Data for this exercise:

────

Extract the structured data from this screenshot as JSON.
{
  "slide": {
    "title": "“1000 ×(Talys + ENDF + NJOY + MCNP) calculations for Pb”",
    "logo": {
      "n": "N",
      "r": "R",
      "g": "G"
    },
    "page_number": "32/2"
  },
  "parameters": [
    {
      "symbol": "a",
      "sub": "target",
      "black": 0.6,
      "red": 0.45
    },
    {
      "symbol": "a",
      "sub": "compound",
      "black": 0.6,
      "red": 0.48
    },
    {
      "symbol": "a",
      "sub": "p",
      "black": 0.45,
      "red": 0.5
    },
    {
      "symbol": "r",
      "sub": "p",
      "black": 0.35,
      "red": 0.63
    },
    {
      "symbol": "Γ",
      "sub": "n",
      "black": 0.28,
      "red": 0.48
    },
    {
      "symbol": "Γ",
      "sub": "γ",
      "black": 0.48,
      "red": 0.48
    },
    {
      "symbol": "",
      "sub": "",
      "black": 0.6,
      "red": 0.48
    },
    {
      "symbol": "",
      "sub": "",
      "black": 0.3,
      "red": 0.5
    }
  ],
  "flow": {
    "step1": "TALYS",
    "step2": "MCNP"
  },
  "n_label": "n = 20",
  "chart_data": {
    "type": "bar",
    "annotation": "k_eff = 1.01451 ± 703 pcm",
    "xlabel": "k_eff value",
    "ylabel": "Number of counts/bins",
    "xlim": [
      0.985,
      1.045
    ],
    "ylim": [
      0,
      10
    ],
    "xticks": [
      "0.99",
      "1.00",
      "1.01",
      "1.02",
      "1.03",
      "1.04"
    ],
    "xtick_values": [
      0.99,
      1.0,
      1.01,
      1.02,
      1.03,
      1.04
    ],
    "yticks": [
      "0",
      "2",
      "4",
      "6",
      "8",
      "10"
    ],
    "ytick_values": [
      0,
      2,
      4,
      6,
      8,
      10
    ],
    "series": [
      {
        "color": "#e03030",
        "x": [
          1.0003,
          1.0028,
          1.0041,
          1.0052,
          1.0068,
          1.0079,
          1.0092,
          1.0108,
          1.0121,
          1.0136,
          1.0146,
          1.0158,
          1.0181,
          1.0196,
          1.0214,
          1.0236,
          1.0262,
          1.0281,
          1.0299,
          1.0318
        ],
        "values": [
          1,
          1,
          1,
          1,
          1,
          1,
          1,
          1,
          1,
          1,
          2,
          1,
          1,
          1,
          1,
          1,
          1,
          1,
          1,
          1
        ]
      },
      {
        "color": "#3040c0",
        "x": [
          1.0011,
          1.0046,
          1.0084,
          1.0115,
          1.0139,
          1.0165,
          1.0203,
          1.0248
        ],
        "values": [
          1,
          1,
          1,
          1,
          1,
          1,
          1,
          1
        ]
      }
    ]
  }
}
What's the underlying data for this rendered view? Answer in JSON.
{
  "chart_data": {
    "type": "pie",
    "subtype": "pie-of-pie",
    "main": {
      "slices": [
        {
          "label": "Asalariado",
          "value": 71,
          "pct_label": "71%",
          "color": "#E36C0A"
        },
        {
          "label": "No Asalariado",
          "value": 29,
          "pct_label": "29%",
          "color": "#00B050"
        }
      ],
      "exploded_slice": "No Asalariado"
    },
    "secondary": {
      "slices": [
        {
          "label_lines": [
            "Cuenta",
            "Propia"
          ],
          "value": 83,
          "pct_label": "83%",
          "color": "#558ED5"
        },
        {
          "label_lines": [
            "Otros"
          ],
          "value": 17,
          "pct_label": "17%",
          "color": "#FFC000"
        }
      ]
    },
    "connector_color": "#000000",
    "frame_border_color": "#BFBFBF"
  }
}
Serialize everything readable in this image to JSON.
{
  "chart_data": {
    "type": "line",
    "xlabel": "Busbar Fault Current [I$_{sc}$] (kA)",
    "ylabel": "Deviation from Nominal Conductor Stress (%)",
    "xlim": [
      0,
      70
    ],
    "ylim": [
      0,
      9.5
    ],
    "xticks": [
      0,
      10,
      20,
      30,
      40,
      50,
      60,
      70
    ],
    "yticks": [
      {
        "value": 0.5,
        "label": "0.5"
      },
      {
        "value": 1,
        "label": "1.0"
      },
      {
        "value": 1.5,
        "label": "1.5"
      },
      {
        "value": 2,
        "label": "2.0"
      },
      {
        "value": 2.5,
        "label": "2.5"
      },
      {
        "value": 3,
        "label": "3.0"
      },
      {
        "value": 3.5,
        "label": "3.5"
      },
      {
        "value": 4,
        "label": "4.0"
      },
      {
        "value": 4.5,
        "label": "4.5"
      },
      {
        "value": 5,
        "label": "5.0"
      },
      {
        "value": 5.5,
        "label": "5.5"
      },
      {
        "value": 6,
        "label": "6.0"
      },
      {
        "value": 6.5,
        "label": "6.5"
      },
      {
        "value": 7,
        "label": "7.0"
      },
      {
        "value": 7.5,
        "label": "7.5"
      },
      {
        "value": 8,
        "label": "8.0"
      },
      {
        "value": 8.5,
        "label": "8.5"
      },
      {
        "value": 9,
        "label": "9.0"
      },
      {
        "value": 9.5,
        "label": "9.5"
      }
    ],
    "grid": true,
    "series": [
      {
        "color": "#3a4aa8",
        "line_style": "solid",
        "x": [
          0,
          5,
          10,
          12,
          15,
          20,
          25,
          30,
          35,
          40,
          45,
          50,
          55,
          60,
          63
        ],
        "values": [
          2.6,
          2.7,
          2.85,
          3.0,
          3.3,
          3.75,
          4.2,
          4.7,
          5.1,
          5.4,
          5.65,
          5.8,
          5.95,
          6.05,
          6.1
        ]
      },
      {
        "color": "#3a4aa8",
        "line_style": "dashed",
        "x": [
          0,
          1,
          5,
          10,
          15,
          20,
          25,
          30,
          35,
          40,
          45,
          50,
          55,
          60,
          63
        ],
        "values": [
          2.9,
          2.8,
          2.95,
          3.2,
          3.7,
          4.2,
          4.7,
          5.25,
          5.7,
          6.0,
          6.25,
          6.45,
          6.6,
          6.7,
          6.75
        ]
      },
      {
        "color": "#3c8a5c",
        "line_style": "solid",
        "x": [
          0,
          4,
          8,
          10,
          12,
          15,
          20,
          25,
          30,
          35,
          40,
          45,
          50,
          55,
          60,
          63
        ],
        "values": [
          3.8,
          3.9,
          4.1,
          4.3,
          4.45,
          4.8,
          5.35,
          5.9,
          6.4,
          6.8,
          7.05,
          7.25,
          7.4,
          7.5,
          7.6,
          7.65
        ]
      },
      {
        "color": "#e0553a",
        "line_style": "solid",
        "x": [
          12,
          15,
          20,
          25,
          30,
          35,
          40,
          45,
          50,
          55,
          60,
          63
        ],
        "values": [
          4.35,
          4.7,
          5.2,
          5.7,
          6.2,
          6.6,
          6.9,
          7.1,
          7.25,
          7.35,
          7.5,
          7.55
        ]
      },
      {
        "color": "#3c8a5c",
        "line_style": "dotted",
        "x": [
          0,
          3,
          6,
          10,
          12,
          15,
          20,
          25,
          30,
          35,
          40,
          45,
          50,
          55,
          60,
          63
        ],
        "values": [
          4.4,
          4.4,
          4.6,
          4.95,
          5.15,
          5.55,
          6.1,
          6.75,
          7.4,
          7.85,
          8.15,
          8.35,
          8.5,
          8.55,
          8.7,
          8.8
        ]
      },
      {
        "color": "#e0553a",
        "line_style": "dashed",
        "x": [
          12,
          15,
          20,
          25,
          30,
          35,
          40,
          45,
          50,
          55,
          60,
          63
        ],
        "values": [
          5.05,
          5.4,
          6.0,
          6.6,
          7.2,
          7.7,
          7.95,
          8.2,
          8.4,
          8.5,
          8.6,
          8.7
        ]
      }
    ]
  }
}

────

Above are the records; retype every one exactly.

Extract the structured data from this screenshot as JSON.
{
  "slide": {
    "title": "“1000 ×(Talys + ENDF + NJOY + MCNP) calculations for Pb”",
    "logo": {
      "n": "N",
      "r": "R",
      "g": "G"
    },
    "page_number": "32/2"
  },
  "parameters": [
    {
      "symbol": "a",
      "sub": "target",
      "black": 0.6,
      "red": 0.45
    },
    {
      "symbol": "a",
      "sub": "compound",
      "black": 0.6,
      "red": 0.48
    },
    {
      "symbol": "a",
      "sub": "p",
      "black": 0.45,
      "red": 0.5
    },
    {
      "symbol": "r",
      "sub": "p",
      "black": 0.35,
      "red": 0.63
    },
    {
      "symbol": "Γ",
      "sub": "n",
      "black": 0.28,
      "red": 0.48
    },
    {
      "symbol": "Γ",
      "sub": "γ",
      "black": 0.48,
      "red": 0.48
    },
    {
      "symbol": "",
      "sub": "",
      "black": 0.6,
      "red": 0.48
    },
    {
      "symbol": "",
      "sub": "",
      "black": 0.3,
      "red": 0.5
    }
  ],
  "flow": {
    "step1": "TALYS",
    "step2": "MCNP"
  },
  "n_label": "n = 20",
  "chart_data": {
    "type": "bar",
    "annotation": "k_eff = 1.01451 ± 703 pcm",
    "xlabel": "k_eff value",
    "ylabel": "Number of counts/bins",
    "xlim": [
      0.985,
      1.045
    ],
    "ylim": [
      0,
      10
    ],
    "xticks": [
      "0.99",
      "1.00",
      "1.01",
      "1.02",
      "1.03",
      "1.04"
    ],
    "xtick_values": [
      0.99,
      1.0,
      1.01,
      1.02,
      1.03,
      1.04
    ],
    "yticks": [
      "0",
      "2",
      "4",
      "6",
      "8",
      "10"
    ],
    "ytick_values": [
      0,
      2,
      4,
      6,
      8,
      10
    ],
    "series": [
      {
        "color": "#e03030",
        "x": [
          1.0003,
          1.0028,
          1.0041,
          1.0052,
          1.0068,
          1.0079,
          1.0092,
          1.0108,
          1.0121,
          1.0136,
          1.0146,
          1.0158,
          1.0181,
          1.0196,
          1.0214,
          1.0236,
          1.0262,
          1.0281,
          1.0299,
          1.0318
        ],
        "values": [
          1,
          1,
          1,
          1,
          1,
          1,
          1,
          1,
          1,
          1,
          2,
          1,
          1,
          1,
          1,
          1,
          1,
          1,
          1,
          1
        ]
      },
      {
        "color": "#3040c0",
        "x": [
          1.0011,
          1.0046,
          1.0084,
          1.0115,
          1.0139,
          1.0165,
          1.0203,
          1.0248
        ],
        "values": [
          1,
          1,
          1,
          1,
          1,
          1,
          1,
          1
        ]
      }
    ]
  }
}
What's the underlying data for this rendered view? Answer in JSON.
{
  "chart_data": {
    "type": "pie",
    "subtype": "pie-of-pie",
    "main": {
      "slices": [
        {
          "label": "Asalariado",
          "value": 71,
          "pct_label": "71%",
          "color": "#E36C0A"
        },
        {
          "label": "No Asalariado",
          "value": 29,
          "pct_label": "29%",
          "color": "#00B050"
        }
      ],
      "exploded_slice": "No Asalariado"
    },
    "secondary": {
      "slices": [
        {
          "label_lines": [
            "Cuenta",
            "Propia"
          ],
          "value": 83,
          "pct_label": "83%",
          "color": "#558ED5"
        },
        {
          "label_lines": [
            "Otros"
          ],
          "value": 17,
          "pct_label": "17%",
          "color": "#FFC000"
        }
      ]
    },
    "connector_color": "#000000",
    "frame_border_color": "#BFBFBF"
  }
}
Serialize everything readable in this image to JSON.
{
  "chart_data": {
    "type": "line",
    "xlabel": "Busbar Fault Current [I$_{sc}$] (kA)",
    "ylabel": "Deviation from Nominal Conductor Stress (%)",
    "xlim": [
      0,
      70
    ],
    "ylim": [
      0,
      9.5
    ],
    "xticks": [
      0,
      10,
      20,
      30,
      40,
      50,
      60,
      70
    ],
    "yticks": [
      {
        "value": 0.5,
        "label": "0.5"
      },
      {
        "value": 1,
        "label": "1.0"
      },
      {
        "value": 1.5,
        "label": "1.5"
      },
      {
        "value": 2,
        "label": "2.0"
      },
      {
        "value": 2.5,
        "label": "2.5"
      },
      {
        "value": 3,
        "label": "3.0"
      },
      {
        "value": 3.5,
        "label": "3.5"
      },
      {
        "value": 4,
        "label": "4.0"
      },
      {
        "value": 4.5,
        "label": "4.5"
      },
      {
        "value": 5,
        "label": "5.0"
      },
      {
        "value": 5.5,
        "label": "5.5"
      },
      {
        "value": 6,
        "label": "6.0"
      },
      {
        "value": 6.5,
        "label": "6.5"
      },
      {
        "value": 7,
        "label": "7.0"
      },
      {
        "value": 7.5,
        "label": "7.5"
      },
      {
        "value": 8,
        "label": "8.0"
      },
      {
        "value": 8.5,
        "label": "8.5"
      },
      {
        "value": 9,
        "label": "9.0"
      },
      {
        "value": 9.5,
        "label": "9.5"
      }
    ],
    "grid": true,
    "series": [
      {
        "color": "#3a4aa8",
        "line_style": "solid",
        "x": [
          0,
          5,
          10,
          12,
          15,
          20,
          25,
          30,
          35,
          40,
          45,
          50,
          55,
          60,
          63
        ],
        "values": [
          2.6,
          2.7,
          2.85,
          3.0,
          3.3,
          3.75,
          4.2,
          4.7,
          5.1,
          5.4,
          5.65,
          5.8,
          5.95,
          6.05,
          6.1
        ]
      },
      {
        "color": "#3a4aa8",
        "line_style": "dashed",
        "x": [
          0,
          1,
          5,
          10,
          15,
          20,
          25,
          30,
          35,
          40,
          45,
          50,
          55,
          60,
          63
        ],
        "values": [
          2.9,
          2.8,
          2.95,
          3.2,
          3.7,
          4.2,
          4.7,
          5.25,
          5.7,
          6.0,
          6.25,
          6.45,
          6.6,
          6.7,
          6.75
        ]
      },
      {
        "color": "#3c8a5c",
        "line_style": "solid",
        "x": [
          0,
          4,
          8,
          10,
          12,
          15,
          20,
          25,
          30,
          35,
          40,
          45,
          50,
          55,
          60,
          63
        ],
        "values": [
          3.8,
          3.9,
          4.1,
          4.3,
          4.45,
          4.8,
          5.35,
          5.9,
          6.4,
          6.8,
          7.05,
          7.25,
          7.4,
          7.5,
          7.6,
          7.65
        ]
      },
      {
        "color": "#e0553a",
        "line_style": "solid",
        "x": [
          12,
          15,
          20,
          25,
          30,
          35,
          40,
          45,
          50,
          55,
          60,
          63
        ],
        "values": [
          4.35,
          4.7,
          5.2,
          5.7,
          6.2,
          6.6,
          6.9,
          7.1,
          7.25,
          7.35,
          7.5,
          7.55
        ]
      },
      {
        "color": "#3c8a5c",
        "line_style": "dotted",
        "x": [
          0,
          3,
          6,
          10,
          12,
          15,
          20,
          25,
          30,
          35,
          40,
          45,
          50,
          55,
          60,
          63
        ],
        "values": [
          4.4,
          4.4,
          4.6,
          4.95,
          5.15,
          5.55,
          6.1,
          6.75,
          7.4,
          7.85,
          8.15,
          8.35,
          8.5,
          8.55,
          8.7,
          8.8
        ]
      },
      {
        "color": "#e0553a",
        "line_style": "dashed",
        "x": [
          12,
          15,
          20,
          25,
          30,
          35,
          40,
          45,
          50,
          55,
          60,
          63
        ],
        "values": [
          5.05,
          5.4,
          6.0,
          6.6,
          7.2,
          7.7,
          7.95,
          8.2,
          8.4,
          8.5,
          8.6,
          8.7
        ]
      }
    ]
  }
}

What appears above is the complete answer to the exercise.